● The problem
Reproduce the following records exactly from the line containing "Extract all readable text from this page." onward, ending with the last line and including it.

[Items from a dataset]
━━━━━━━━━━━━━━━━━━━━
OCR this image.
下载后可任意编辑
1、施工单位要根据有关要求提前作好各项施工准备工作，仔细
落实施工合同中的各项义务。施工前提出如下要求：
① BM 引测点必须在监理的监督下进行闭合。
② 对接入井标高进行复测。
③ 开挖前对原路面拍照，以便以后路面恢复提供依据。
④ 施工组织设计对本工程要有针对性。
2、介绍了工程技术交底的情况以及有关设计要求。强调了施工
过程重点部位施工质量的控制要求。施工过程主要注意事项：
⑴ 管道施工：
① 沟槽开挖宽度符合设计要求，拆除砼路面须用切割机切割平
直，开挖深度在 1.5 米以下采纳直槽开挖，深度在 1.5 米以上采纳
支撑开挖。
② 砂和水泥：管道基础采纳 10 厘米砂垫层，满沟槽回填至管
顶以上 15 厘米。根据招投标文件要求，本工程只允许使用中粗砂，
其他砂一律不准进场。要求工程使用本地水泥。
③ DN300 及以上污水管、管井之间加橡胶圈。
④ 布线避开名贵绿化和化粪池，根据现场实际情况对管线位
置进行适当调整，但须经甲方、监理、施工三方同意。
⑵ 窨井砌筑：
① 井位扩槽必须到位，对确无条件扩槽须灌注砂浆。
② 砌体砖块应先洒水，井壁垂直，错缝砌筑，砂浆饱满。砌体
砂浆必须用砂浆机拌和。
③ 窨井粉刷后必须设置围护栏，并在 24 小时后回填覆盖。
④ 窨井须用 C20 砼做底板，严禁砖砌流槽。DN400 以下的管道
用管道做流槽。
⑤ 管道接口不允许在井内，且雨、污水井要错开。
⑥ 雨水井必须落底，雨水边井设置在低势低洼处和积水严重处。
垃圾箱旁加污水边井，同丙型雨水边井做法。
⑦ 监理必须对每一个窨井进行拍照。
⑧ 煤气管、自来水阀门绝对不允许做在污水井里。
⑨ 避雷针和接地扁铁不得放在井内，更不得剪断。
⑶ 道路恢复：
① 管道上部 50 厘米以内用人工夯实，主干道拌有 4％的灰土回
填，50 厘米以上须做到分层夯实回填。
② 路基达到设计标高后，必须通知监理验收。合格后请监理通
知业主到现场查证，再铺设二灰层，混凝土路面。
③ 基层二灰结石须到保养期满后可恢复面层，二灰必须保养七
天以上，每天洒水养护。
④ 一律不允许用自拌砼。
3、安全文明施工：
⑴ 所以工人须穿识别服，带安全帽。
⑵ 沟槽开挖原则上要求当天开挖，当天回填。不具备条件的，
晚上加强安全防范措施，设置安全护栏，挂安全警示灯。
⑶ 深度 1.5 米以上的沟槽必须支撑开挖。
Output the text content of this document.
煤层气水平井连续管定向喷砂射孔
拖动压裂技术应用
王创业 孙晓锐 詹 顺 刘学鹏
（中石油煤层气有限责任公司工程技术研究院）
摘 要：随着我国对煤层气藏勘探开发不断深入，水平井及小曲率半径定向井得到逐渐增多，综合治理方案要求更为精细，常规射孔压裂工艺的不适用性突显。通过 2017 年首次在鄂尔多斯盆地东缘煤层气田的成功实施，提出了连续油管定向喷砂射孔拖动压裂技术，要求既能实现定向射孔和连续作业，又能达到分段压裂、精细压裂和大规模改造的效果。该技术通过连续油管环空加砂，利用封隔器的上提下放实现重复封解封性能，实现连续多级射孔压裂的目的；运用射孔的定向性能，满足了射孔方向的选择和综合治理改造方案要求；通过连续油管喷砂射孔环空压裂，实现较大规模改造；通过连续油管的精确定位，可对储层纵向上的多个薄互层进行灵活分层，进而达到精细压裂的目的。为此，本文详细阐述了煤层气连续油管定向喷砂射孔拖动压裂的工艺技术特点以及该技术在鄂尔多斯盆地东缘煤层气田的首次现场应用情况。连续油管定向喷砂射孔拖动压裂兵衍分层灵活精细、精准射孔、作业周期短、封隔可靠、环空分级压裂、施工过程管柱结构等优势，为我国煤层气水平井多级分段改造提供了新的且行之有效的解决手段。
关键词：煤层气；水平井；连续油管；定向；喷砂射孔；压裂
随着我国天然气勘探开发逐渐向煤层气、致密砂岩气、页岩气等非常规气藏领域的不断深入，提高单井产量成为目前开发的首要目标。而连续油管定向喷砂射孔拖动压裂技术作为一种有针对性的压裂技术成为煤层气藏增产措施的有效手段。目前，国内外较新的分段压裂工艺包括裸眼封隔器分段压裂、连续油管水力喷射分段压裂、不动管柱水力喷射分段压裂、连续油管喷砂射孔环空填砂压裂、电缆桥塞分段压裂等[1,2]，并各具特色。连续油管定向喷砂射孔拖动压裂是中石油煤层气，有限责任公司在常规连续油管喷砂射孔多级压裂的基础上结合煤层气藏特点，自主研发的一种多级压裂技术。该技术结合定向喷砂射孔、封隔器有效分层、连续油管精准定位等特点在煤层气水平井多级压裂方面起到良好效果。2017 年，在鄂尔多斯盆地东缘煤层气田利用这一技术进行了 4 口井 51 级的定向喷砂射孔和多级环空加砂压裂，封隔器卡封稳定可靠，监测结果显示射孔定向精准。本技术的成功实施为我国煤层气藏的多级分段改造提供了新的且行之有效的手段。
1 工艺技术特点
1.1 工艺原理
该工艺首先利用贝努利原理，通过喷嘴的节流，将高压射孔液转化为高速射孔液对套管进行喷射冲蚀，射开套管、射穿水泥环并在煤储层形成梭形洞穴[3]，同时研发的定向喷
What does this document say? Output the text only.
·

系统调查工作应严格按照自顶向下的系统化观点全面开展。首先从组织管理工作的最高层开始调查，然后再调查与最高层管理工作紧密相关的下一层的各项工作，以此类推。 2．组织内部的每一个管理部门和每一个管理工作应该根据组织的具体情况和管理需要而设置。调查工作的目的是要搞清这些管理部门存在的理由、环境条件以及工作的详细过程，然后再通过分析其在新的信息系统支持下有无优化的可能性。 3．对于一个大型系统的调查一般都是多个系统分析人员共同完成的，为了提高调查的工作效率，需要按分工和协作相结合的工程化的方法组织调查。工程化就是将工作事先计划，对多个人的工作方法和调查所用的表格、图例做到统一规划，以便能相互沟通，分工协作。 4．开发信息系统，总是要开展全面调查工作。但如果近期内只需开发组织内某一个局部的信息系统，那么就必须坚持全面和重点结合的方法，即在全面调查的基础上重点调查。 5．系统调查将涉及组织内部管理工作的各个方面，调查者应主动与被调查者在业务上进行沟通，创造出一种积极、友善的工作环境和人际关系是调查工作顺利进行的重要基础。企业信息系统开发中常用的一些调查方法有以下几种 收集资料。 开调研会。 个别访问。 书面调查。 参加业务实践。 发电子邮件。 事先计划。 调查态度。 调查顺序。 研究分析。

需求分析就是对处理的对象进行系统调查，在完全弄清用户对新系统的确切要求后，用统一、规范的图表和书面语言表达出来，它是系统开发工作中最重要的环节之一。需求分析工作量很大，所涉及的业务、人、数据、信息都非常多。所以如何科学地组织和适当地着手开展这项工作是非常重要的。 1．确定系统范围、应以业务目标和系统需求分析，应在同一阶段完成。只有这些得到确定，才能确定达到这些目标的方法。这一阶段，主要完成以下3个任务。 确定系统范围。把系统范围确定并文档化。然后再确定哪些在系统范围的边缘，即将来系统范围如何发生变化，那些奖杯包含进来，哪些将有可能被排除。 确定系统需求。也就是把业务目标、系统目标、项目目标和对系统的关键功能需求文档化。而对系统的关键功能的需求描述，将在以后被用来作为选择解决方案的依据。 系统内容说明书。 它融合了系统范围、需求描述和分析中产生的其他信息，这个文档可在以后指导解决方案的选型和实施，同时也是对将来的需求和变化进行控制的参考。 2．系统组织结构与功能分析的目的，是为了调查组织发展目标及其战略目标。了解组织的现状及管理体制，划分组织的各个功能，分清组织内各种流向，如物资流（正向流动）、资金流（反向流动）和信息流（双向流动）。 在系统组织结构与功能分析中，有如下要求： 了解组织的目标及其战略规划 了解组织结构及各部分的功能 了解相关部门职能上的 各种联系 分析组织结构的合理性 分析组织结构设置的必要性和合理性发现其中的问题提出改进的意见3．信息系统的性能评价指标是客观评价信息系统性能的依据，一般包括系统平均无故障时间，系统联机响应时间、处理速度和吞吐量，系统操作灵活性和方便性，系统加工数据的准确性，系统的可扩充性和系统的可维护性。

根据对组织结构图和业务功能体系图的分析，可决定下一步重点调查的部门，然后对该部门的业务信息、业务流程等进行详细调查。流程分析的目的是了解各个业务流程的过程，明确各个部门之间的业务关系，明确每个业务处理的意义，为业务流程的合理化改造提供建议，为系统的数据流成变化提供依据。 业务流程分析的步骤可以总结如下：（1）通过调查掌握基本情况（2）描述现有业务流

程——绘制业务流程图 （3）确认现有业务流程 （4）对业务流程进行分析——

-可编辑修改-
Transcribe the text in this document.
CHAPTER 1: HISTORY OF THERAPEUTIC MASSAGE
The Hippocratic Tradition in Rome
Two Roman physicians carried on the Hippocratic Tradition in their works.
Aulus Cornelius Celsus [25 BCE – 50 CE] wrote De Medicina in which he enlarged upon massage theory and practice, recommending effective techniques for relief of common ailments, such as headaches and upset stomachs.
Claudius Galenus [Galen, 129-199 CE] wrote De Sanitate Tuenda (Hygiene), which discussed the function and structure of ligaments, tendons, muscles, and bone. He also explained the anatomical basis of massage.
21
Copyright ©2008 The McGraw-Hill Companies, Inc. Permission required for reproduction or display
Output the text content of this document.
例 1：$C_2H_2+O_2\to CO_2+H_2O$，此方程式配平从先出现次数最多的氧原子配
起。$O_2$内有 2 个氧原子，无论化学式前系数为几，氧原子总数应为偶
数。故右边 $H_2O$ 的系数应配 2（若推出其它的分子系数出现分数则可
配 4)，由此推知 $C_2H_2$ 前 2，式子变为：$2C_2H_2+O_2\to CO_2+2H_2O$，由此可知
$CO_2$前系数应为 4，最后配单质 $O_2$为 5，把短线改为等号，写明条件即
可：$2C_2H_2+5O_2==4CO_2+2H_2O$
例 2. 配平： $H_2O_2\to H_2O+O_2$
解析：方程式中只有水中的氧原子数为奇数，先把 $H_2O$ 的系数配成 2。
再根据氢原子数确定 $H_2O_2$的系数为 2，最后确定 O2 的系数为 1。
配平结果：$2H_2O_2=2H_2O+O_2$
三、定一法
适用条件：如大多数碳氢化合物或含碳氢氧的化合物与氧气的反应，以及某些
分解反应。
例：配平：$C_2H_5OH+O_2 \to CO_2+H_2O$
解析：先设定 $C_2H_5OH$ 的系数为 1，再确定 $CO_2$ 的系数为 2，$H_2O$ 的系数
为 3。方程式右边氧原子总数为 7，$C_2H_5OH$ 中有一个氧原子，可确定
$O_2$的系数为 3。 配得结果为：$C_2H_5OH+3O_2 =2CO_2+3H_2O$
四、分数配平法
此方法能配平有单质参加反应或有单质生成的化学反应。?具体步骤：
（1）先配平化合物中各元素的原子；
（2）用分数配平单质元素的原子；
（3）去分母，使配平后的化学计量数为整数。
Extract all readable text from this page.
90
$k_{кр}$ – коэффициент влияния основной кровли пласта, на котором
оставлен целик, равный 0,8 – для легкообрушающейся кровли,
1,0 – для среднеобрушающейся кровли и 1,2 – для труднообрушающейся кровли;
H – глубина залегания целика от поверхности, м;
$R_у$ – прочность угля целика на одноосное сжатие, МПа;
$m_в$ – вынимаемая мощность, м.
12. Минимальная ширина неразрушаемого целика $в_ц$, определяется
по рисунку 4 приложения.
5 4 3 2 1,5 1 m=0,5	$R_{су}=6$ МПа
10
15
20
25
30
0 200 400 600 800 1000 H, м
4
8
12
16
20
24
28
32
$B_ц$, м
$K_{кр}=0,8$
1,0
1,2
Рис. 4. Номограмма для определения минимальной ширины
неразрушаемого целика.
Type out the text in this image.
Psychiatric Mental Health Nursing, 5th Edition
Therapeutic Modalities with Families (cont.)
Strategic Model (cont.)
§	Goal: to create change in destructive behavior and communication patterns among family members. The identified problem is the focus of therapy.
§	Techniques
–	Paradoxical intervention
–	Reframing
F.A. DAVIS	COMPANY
━━━━━━━━━━━━━━━━━━━━
● Written response
Extract all readable text from this page.
90
$k_{кр}$ – коэффициент влияния основной кровли пласта, на котором
оставлен целик, равный 0,8 – для легкообрушающейся кровли,
1,0 – для среднеобрушающейся кровли и 1,2 – для труднообрушающейся кровли;
H – глубина залегания целика от поверхности, м;
$R_у$ – прочность угля целика на одноосное сжатие, МПа;
$m_в$ – вынимаемая мощность, м.
12. Минимальная ширина неразрушаемого целика $в_ц$, определяется
по рисунку 4 приложения.
5 4 3 2 1,5 1 m=0,5	$R_{су}=6$ МПа
10
15
20
25
30
0 200 400 600 800 1000 H, м
4
8
12
16
20
24
28
32
$B_ц$, м
$K_{кр}=0,8$
1,0
1,2
Рис. 4. Номограмма для определения минимальной ширины
неразрушаемого целика.
Type out the text in this image.
Psychiatric Mental Health Nursing, 5th Edition
Therapeutic Modalities with Families (cont.)
Strategic Model (cont.)
§	Goal: to create change in destructive behavior and communication patterns among family members. The identified problem is the focus of therapy.
§	Techniques
–	Paradoxical intervention
–	Reframing
F.A. DAVIS	COMPANY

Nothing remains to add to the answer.